*Problem description:* Please give the records below as a JSON list of strings, one string per line, from the first line up to and including the line that contains "1048, 74, 1079]". Leave out any blank lines.

Region boundary data:
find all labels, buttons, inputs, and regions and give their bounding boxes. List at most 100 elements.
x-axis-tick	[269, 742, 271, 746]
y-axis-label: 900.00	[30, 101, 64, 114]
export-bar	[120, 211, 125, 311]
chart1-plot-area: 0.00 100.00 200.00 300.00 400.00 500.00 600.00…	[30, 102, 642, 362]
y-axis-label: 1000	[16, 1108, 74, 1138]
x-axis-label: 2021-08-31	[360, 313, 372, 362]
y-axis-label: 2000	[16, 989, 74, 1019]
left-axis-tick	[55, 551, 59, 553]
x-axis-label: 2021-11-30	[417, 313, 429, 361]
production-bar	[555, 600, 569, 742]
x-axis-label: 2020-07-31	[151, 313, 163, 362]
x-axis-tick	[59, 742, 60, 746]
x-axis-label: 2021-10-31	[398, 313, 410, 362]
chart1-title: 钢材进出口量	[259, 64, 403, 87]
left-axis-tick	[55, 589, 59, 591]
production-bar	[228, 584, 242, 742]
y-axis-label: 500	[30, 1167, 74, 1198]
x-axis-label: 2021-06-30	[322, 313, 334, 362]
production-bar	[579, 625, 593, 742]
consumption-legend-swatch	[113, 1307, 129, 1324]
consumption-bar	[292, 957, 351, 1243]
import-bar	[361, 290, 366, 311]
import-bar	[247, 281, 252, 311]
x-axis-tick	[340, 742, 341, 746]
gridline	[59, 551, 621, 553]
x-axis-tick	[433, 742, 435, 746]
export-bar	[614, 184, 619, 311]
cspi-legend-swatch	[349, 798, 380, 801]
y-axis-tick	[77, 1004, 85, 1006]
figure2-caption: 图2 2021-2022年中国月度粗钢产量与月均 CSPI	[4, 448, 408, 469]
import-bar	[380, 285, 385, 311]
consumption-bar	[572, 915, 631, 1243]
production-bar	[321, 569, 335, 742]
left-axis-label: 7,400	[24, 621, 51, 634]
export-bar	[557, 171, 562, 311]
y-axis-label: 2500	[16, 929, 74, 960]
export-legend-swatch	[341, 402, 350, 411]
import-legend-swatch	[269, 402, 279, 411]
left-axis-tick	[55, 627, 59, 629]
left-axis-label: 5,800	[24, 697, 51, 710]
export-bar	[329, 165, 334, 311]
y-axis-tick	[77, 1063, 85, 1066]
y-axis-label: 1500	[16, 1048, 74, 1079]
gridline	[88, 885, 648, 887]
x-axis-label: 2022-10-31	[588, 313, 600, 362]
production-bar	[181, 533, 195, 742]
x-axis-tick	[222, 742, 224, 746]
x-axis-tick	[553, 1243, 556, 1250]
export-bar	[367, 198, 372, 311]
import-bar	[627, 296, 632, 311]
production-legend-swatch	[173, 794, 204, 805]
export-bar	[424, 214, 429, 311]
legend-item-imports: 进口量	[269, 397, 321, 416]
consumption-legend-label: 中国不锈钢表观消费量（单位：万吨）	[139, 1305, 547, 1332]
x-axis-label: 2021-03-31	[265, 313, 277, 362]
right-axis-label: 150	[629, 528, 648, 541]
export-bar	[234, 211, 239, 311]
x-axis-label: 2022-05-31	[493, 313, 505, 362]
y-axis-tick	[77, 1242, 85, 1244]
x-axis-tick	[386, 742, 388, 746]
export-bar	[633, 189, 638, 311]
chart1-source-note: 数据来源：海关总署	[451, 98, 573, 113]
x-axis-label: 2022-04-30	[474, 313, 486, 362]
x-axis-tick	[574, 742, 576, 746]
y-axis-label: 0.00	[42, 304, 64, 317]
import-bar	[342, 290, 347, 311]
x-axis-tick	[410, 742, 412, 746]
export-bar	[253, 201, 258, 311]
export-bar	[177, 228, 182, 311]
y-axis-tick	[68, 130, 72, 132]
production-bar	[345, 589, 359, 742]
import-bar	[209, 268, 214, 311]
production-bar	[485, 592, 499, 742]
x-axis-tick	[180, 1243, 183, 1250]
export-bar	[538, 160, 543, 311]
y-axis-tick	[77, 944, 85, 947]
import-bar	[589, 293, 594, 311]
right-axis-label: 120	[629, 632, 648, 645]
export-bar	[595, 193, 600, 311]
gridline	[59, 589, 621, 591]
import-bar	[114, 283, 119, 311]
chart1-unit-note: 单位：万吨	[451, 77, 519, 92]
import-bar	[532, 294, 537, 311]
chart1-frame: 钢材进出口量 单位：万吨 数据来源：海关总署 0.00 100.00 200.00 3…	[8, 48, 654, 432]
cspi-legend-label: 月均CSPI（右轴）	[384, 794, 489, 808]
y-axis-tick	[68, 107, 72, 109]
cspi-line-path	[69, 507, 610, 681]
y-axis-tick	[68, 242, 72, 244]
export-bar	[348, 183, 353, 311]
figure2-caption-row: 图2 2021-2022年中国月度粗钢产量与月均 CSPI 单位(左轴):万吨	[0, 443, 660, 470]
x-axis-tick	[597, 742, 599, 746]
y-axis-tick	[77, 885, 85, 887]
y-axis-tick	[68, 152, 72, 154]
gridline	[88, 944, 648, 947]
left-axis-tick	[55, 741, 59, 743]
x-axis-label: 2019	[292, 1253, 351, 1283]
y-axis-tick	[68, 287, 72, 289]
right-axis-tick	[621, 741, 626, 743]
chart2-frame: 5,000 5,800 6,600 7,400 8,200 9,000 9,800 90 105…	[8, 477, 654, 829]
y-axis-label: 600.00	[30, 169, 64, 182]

*Response to this exercise:*
[
  "find all labels, buttons, inputs, and regions and give their bounding boxes. List at most 100 elements.",
  "x-axis-tick\t[269, 742, 271, 746]",
  "y-axis-label: 900.00\t[30, 101, 64, 114]",
  "export-bar\t[120, 211, 125, 311]",
  "chart1-plot-area: 0.00 100.00 200.00 300.00 400.00 500.00 600.00…\t[30, 102, 642, 362]",
  "y-axis-label: 1000\t[16, 1108, 74, 1138]",
  "x-axis-label: 2021-08-31\t[360, 313, 372, 362]",
  "y-axis-label: 2000\t[16, 989, 74, 1019]",
  "left-axis-tick\t[55, 551, 59, 553]",
  "x-axis-label: 2021-11-30\t[417, 313, 429, 361]",
  "production-bar\t[555, 600, 569, 742]",
  "x-axis-label: 2020-07-31\t[151, 313, 163, 362]",
  "x-axis-tick\t[59, 742, 60, 746]",
  "x-axis-label: 2021-10-31\t[398, 313, 410, 362]",
  "chart1-title: 钢材进出口量\t[259, 64, 403, 87]",
  "left-axis-tick\t[55, 589, 59, 591]",
  "production-bar\t[228, 584, 242, 742]",
  "y-axis-label: 500\t[30, 1167, 74, 1198]",
  "x-axis-label: 2021-06-30\t[322, 313, 334, 362]",
  "production-bar\t[579, 625, 593, 742]",
  "consumption-legend-swatch\t[113, 1307, 129, 1324]",
  "consumption-bar\t[292, 957, 351, 1243]",
  "import-bar\t[361, 290, 366, 311]",
  "import-bar\t[247, 281, 252, 311]",
  "x-axis-tick\t[340, 742, 341, 746]",
  "gridline\t[59, 551, 621, 553]",
  "x-axis-tick\t[433, 742, 435, 746]",
  "export-bar\t[614, 184, 619, 311]",
  "cspi-legend-swatch\t[349, 798, 380, 801]",
  "y-axis-tick\t[77, 1004, 85, 1006]",
  "figure2-caption: 图2 2021-2022年中国月度粗钢产量与月均 CSPI\t[4, 448, 408, 469]",
  "import-bar\t[380, 285, 385, 311]",
  "consumption-bar\t[572, 915, 631, 1243]",
  "production-bar\t[321, 569, 335, 742]",
  "left-axis-label: 7,400\t[24, 621, 51, 634]",
  "export-bar\t[557, 171, 562, 311]",
  "y-axis-label: 2500\t[16, 929, 74, 960]",
  "export-legend-swatch\t[341, 402, 350, 411]",
  "import-legend-swatch\t[269, 402, 279, 411]",
  "left-axis-tick\t[55, 627, 59, 629]",
  "left-axis-label: 5,800\t[24, 697, 51, 710]",
  "export-bar\t[329, 165, 334, 311]",
  "y-axis-tick\t[77, 1063, 85, 1066]",
  "y-axis-label: 1500\t[16, 1048, 74, 1079]"
]